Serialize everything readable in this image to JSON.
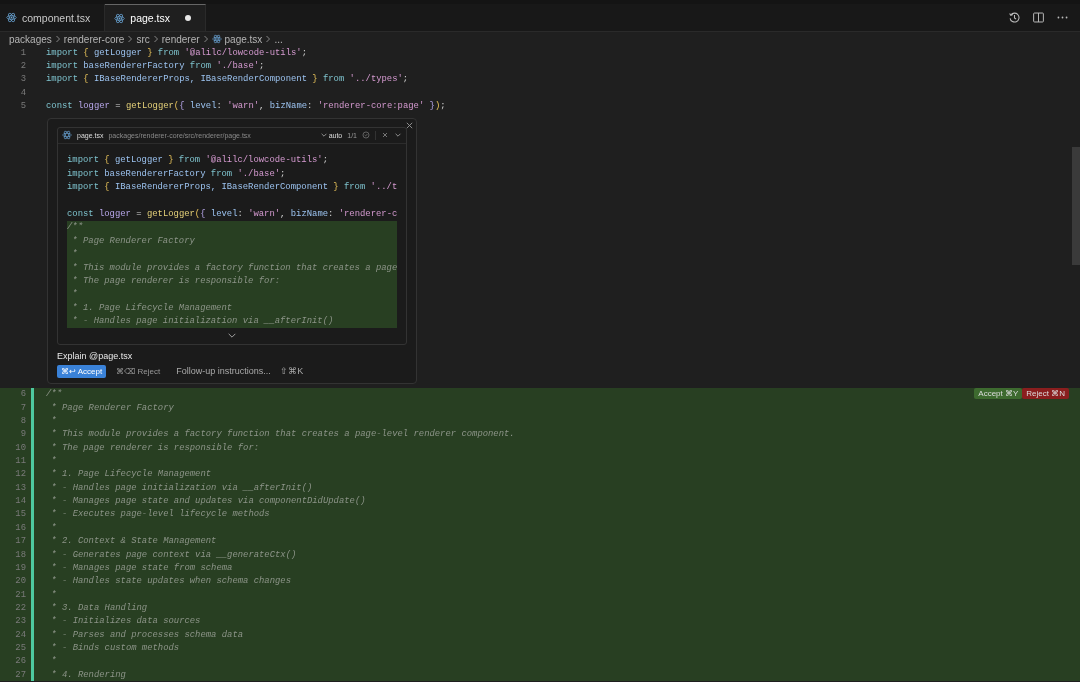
{
  "tabs": [
    {
      "label": "component.tsx",
      "selected": false,
      "modified": false
    },
    {
      "label": "page.tsx",
      "selected": true,
      "modified": true
    }
  ],
  "breadcrumb": [
    {
      "label": "packages",
      "kind": "folder"
    },
    {
      "label": "renderer-core",
      "kind": "folder"
    },
    {
      "label": "src",
      "kind": "folder"
    },
    {
      "label": "renderer",
      "kind": "folder"
    },
    {
      "label": "page.tsx",
      "kind": "file"
    },
    {
      "label": "...",
      "kind": "folder"
    }
  ],
  "editor": {
    "top_lines": [
      {
        "number": "1",
        "added": false,
        "tokens": [
          {
            "t": "import ",
            "kind": "keyword"
          },
          {
            "t": "{",
            "kind": "brace"
          },
          {
            "t": " getLogger ",
            "kind": "identifier"
          },
          {
            "t": "}",
            "kind": "brace"
          },
          {
            "t": " from ",
            "kind": "keyword"
          },
          {
            "t": "'@alilc/lowcode-utils'",
            "kind": "string"
          },
          {
            "t": ";",
            "kind": "plain"
          }
        ]
      },
      {
        "number": "2",
        "added": false,
        "tokens": [
          {
            "t": "import",
            "kind": "keyword"
          },
          {
            "t": " baseRendererFactory ",
            "kind": "identifier"
          },
          {
            "t": "from ",
            "kind": "keyword"
          },
          {
            "t": "'./base'",
            "kind": "string"
          },
          {
            "t": ";",
            "kind": "plain"
          }
        ]
      },
      {
        "number": "3",
        "added": false,
        "tokens": [
          {
            "t": "import ",
            "kind": "keyword"
          },
          {
            "t": "{",
            "kind": "brace"
          },
          {
            "t": " IBaseRendererProps, IBaseRenderComponent ",
            "kind": "identifier"
          },
          {
            "t": "}",
            "kind": "brace"
          },
          {
            "t": " from ",
            "kind": "keyword"
          },
          {
            "t": "'../types'",
            "kind": "string"
          },
          {
            "t": ";",
            "kind": "plain"
          }
        ]
      },
      {
        "number": "4",
        "added": false
      },
      {
        "number": "5",
        "added": false,
        "tokens": [
          {
            "t": "const ",
            "kind": "keyword"
          },
          {
            "t": "logger",
            "kind": "variable"
          },
          {
            "t": " = ",
            "kind": "plain"
          },
          {
            "t": "getLogger",
            "kind": "function"
          },
          {
            "t": "(",
            "kind": "brace"
          },
          {
            "t": "{ ",
            "kind": "variable"
          },
          {
            "t": "level",
            "kind": "identifier"
          },
          {
            "t": ": ",
            "kind": "plain"
          },
          {
            "t": "'warn'",
            "kind": "string"
          },
          {
            "t": ", ",
            "kind": "plain"
          },
          {
            "t": "bizName",
            "kind": "identifier"
          },
          {
            "t": ": ",
            "kind": "plain"
          },
          {
            "t": "'renderer-core:page'",
            "kind": "string"
          },
          {
            "t": " }",
            "kind": "variable"
          },
          {
            "t": ")",
            "kind": "brace"
          },
          {
            "t": ";",
            "kind": "plain"
          }
        ]
      }
    ],
    "diff_actions": {
      "accept": "Accept ⌘Y",
      "reject": "Reject ⌘N"
    },
    "bottom_lines": [
      {
        "number": "6",
        "added": true,
        "tokens": [
          {
            "t": "/**",
            "kind": "comment"
          }
        ]
      },
      {
        "number": "7",
        "added": true,
        "tokens": [
          {
            "t": " * Page Renderer Factory",
            "kind": "comment"
          }
        ]
      },
      {
        "number": "8",
        "added": true,
        "tokens": [
          {
            "t": " *",
            "kind": "comment"
          }
        ]
      },
      {
        "number": "9",
        "added": true,
        "tokens": [
          {
            "t": " * This module provides a factory function that creates a page-level renderer component.",
            "kind": "comment"
          }
        ]
      },
      {
        "number": "10",
        "added": true,
        "tokens": [
          {
            "t": " * The page renderer is responsible for:",
            "kind": "comment"
          }
        ]
      },
      {
        "number": "11",
        "added": true,
        "tokens": [
          {
            "t": " *",
            "kind": "comment"
          }
        ]
      },
      {
        "number": "12",
        "added": true,
        "tokens": [
          {
            "t": " * 1. Page Lifecycle Management",
            "kind": "comment"
          }
        ]
      },
      {
        "number": "13",
        "added": true,
        "tokens": [
          {
            "t": " * - Handles page initialization via __afterInit()",
            "kind": "comment"
          }
        ]
      },
      {
        "number": "14",
        "added": true,
        "tokens": [
          {
            "t": " * - Manages page state and updates via componentDidUpdate()",
            "kind": "comment"
          }
        ]
      },
      {
        "number": "15",
        "added": true,
        "tokens": [
          {
            "t": " * - Executes page-level lifecycle methods",
            "kind": "comment"
          }
        ]
      },
      {
        "number": "16",
        "added": true,
        "tokens": [
          {
            "t": " *",
            "kind": "comment"
          }
        ]
      },
      {
        "number": "17",
        "added": true,
        "tokens": [
          {
            "t": " * 2. Context & State Management",
            "kind": "comment"
          }
        ]
      },
      {
        "number": "18",
        "added": true,
        "tokens": [
          {
            "t": " * - Generates page context via __generateCtx()",
            "kind": "comment"
          }
        ]
      },
      {
        "number": "19",
        "added": true,
        "tokens": [
          {
            "t": " * - Manages page state from schema",
            "kind": "comment"
          }
        ]
      },
      {
        "number": "20",
        "added": true,
        "tokens": [
          {
            "t": " * - Handles state updates when schema changes",
            "kind": "comment"
          }
        ]
      },
      {
        "number": "21",
        "added": true,
        "tokens": [
          {
            "t": " *",
            "kind": "comment"
          }
        ]
      },
      {
        "number": "22",
        "added": true,
        "tokens": [
          {
            "t": " * 3. Data Handling",
            "kind": "comment"
          }
        ]
      },
      {
        "number": "23",
        "added": true,
        "tokens": [
          {
            "t": " * - Initializes data sources",
            "kind": "comment"
          }
        ]
      },
      {
        "number": "24",
        "added": true,
        "tokens": [
          {
            "t": " * - Parses and processes schema data",
            "kind": "comment"
          }
        ]
      },
      {
        "number": "25",
        "added": true,
        "tokens": [
          {
            "t": " * - Binds custom methods",
            "kind": "comment"
          }
        ]
      },
      {
        "number": "26",
        "added": true,
        "tokens": [
          {
            "t": " *",
            "kind": "comment"
          }
        ]
      },
      {
        "number": "27",
        "added": true,
        "tokens": [
          {
            "t": " * 4. Rendering",
            "kind": "comment"
          }
        ]
      }
    ]
  },
  "inline_edit": {
    "file": "page.tsx",
    "path": "packages/renderer-core/src/renderer/page.tsx",
    "model": "auto",
    "count": "1/1",
    "preview_lines": [
      {
        "added": false,
        "tokens": [
          {
            "t": "import ",
            "kind": "keyword"
          },
          {
            "t": "{",
            "kind": "brace"
          },
          {
            "t": " getLogger ",
            "kind": "identifier"
          },
          {
            "t": "}",
            "kind": "brace"
          },
          {
            "t": " from ",
            "kind": "keyword"
          },
          {
            "t": "'@alilc/lowcode-utils'",
            "kind": "string"
          },
          {
            "t": ";",
            "kind": "plain"
          }
        ]
      },
      {
        "added": false,
        "tokens": [
          {
            "t": "import",
            "kind": "keyword"
          },
          {
            "t": " baseRendererFactory ",
            "kind": "identifier"
          },
          {
            "t": "from ",
            "kind": "keyword"
          },
          {
            "t": "'./base'",
            "kind": "string"
          },
          {
            "t": ";",
            "kind": "plain"
          }
        ]
      },
      {
        "added": false,
        "tokens": [
          {
            "t": "import ",
            "kind": "keyword"
          },
          {
            "t": "{",
            "kind": "brace"
          },
          {
            "t": " IBaseRendererProps, IBaseRenderComponent ",
            "kind": "identifier"
          },
          {
            "t": "}",
            "kind": "brace"
          },
          {
            "t": " from ",
            "kind": "keyword"
          },
          {
            "t": "'../t",
            "kind": "string"
          }
        ]
      },
      {
        "added": false
      },
      {
        "added": false,
        "tokens": [
          {
            "t": "const ",
            "kind": "keyword"
          },
          {
            "t": "logger",
            "kind": "variable"
          },
          {
            "t": " = ",
            "kind": "plain"
          },
          {
            "t": "getLogger",
            "kind": "function"
          },
          {
            "t": "(",
            "kind": "brace"
          },
          {
            "t": "{ ",
            "kind": "variable"
          },
          {
            "t": "level",
            "kind": "identifier"
          },
          {
            "t": ": ",
            "kind": "plain"
          },
          {
            "t": "'warn'",
            "kind": "string"
          },
          {
            "t": ", ",
            "kind": "plain"
          },
          {
            "t": "bizName",
            "kind": "identifier"
          },
          {
            "t": ": ",
            "kind": "plain"
          },
          {
            "t": "'renderer-c",
            "kind": "string"
          }
        ]
      },
      {
        "added": true,
        "tokens": [
          {
            "t": "/**",
            "kind": "comment"
          }
        ]
      },
      {
        "added": true,
        "tokens": [
          {
            "t": " * Page Renderer Factory",
            "kind": "comment"
          }
        ]
      },
      {
        "added": true,
        "tokens": [
          {
            "t": " *",
            "kind": "comment"
          }
        ]
      },
      {
        "added": true,
        "tokens": [
          {
            "t": " * This module provides a factory function that creates a page",
            "kind": "comment"
          }
        ]
      },
      {
        "added": true,
        "tokens": [
          {
            "t": " * The page renderer is responsible for:",
            "kind": "comment"
          }
        ]
      },
      {
        "added": true,
        "tokens": [
          {
            "t": " *",
            "kind": "comment"
          }
        ]
      },
      {
        "added": true,
        "tokens": [
          {
            "t": " * 1. Page Lifecycle Management",
            "kind": "comment"
          }
        ]
      },
      {
        "added": true,
        "tokens": [
          {
            "t": " * - Handles page initialization via __afterInit()",
            "kind": "comment"
          }
        ]
      }
    ],
    "prompt": "Explain @page.tsx",
    "accept": "⌘↩ Accept",
    "reject": "⌘⌫ Reject",
    "followup_placeholder": "Follow-up instructions...",
    "followup_shortcut": "⇧⌘K"
  }
}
=-=-=-=-=
■ **Required work**: Make a tally of the lines in this data that include the string "module", and answer with that tally alone.

■ **Task output**: 2